§ Request: Scan the data below for the string "Region". Copy every line where it appears.

(Records excerpted from a collection)
* * * * *

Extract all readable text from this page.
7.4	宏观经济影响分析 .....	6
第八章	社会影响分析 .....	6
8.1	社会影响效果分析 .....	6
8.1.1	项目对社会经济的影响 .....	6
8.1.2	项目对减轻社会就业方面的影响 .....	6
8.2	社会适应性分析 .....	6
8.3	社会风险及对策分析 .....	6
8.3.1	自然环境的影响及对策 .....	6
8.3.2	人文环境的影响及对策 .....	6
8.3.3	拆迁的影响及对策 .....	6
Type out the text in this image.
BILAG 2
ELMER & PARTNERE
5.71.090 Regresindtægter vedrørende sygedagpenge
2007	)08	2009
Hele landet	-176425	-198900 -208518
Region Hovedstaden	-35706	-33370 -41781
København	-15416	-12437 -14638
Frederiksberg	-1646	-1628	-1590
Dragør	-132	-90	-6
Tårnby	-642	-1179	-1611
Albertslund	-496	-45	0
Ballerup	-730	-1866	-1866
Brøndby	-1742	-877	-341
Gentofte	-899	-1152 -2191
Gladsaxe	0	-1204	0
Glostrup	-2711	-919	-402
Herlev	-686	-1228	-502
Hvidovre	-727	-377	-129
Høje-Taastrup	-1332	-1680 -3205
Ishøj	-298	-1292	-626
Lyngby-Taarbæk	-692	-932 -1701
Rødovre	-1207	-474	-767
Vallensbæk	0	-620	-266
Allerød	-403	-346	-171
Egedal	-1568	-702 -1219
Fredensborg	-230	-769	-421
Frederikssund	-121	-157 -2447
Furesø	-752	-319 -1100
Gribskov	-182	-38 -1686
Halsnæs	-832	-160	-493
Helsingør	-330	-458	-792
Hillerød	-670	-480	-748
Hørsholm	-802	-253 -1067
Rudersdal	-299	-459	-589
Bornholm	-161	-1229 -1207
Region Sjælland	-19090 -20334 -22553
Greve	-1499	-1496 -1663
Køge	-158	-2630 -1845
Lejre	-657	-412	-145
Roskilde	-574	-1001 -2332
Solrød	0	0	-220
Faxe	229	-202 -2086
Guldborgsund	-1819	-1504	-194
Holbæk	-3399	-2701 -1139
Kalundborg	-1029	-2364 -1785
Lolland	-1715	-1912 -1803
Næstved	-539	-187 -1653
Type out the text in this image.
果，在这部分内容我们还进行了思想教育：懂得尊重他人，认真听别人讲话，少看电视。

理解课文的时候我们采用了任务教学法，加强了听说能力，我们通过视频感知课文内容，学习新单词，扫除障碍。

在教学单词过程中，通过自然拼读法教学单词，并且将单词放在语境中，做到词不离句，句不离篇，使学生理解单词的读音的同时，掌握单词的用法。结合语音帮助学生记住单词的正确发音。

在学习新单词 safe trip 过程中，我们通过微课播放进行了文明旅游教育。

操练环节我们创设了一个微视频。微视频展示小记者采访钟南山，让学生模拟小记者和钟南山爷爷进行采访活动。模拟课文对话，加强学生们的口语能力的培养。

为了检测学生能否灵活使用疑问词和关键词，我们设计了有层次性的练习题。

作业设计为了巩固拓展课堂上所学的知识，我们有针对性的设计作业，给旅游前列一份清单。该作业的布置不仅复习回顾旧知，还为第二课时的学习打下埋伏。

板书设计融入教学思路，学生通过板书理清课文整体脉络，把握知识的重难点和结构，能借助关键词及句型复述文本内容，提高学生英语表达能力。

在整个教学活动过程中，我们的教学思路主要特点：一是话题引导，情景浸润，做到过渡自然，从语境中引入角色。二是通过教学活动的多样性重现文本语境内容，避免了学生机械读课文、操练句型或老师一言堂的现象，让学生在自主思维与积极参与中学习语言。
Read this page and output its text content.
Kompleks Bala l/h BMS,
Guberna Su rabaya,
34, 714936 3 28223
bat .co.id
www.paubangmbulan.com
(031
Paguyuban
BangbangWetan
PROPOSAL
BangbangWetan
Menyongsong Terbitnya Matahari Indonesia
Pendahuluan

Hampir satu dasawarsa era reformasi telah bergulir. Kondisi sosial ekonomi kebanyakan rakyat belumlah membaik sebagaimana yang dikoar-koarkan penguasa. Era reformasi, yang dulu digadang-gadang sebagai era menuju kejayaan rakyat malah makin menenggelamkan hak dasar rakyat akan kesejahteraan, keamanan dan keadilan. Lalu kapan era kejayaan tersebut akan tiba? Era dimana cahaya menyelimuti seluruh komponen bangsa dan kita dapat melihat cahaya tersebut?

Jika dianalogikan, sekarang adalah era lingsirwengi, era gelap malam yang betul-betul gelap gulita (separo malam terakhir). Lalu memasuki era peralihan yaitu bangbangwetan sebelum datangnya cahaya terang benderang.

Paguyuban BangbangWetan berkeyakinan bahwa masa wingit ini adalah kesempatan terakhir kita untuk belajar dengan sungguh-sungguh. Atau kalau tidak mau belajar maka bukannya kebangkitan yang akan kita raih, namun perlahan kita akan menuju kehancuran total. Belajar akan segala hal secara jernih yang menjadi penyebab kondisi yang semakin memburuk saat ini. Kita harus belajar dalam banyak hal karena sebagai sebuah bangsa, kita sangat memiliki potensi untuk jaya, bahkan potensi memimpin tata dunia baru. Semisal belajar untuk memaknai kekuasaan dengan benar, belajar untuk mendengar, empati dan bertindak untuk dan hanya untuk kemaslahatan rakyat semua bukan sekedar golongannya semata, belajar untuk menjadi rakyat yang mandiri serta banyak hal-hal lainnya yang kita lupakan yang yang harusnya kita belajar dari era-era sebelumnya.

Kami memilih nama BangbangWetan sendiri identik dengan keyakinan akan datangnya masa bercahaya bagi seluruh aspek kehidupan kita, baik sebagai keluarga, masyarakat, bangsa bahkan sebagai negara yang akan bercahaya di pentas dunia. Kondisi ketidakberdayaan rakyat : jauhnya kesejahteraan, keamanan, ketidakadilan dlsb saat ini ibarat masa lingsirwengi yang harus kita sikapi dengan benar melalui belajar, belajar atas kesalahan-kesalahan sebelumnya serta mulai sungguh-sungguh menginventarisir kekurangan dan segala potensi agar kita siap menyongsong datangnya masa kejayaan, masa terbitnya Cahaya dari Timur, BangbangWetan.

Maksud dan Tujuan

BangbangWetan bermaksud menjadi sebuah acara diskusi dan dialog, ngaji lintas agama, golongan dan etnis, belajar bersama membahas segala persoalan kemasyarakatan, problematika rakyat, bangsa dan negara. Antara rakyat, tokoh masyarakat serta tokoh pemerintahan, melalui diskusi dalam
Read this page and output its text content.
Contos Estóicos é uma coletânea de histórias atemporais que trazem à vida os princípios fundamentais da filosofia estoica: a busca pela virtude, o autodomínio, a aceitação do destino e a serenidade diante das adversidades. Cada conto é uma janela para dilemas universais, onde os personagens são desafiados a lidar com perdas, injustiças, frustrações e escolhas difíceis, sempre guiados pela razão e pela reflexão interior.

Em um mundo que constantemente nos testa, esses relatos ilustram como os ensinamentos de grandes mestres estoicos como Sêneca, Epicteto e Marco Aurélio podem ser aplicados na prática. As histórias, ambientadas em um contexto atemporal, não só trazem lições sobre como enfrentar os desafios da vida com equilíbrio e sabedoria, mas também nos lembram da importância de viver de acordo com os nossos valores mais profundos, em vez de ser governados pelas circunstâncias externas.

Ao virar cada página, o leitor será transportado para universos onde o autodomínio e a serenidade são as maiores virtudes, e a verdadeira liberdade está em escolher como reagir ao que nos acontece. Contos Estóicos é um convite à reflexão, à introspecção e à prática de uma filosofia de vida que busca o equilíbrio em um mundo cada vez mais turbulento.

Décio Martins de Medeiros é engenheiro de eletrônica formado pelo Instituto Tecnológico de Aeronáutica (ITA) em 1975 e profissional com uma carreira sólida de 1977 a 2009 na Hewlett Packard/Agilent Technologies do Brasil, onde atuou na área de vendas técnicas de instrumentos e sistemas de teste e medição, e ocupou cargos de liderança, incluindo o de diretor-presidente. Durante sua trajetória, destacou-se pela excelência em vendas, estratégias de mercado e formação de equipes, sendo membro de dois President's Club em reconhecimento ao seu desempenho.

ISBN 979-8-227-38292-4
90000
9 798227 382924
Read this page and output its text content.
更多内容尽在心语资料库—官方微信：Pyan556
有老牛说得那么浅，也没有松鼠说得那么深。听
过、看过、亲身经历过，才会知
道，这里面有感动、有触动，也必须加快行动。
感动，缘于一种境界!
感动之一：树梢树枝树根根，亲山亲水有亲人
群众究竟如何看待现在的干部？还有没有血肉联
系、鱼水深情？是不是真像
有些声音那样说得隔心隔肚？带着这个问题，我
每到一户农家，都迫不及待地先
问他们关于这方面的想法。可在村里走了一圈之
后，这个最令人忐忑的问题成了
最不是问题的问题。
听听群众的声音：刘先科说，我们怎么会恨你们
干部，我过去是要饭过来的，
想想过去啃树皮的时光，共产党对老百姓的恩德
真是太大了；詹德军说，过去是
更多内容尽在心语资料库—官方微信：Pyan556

* * * * *

§ Worked solution:
Region Hovedstaden	-35706	-33370 -41781
Region Sjælland	-19090 -20334 -22553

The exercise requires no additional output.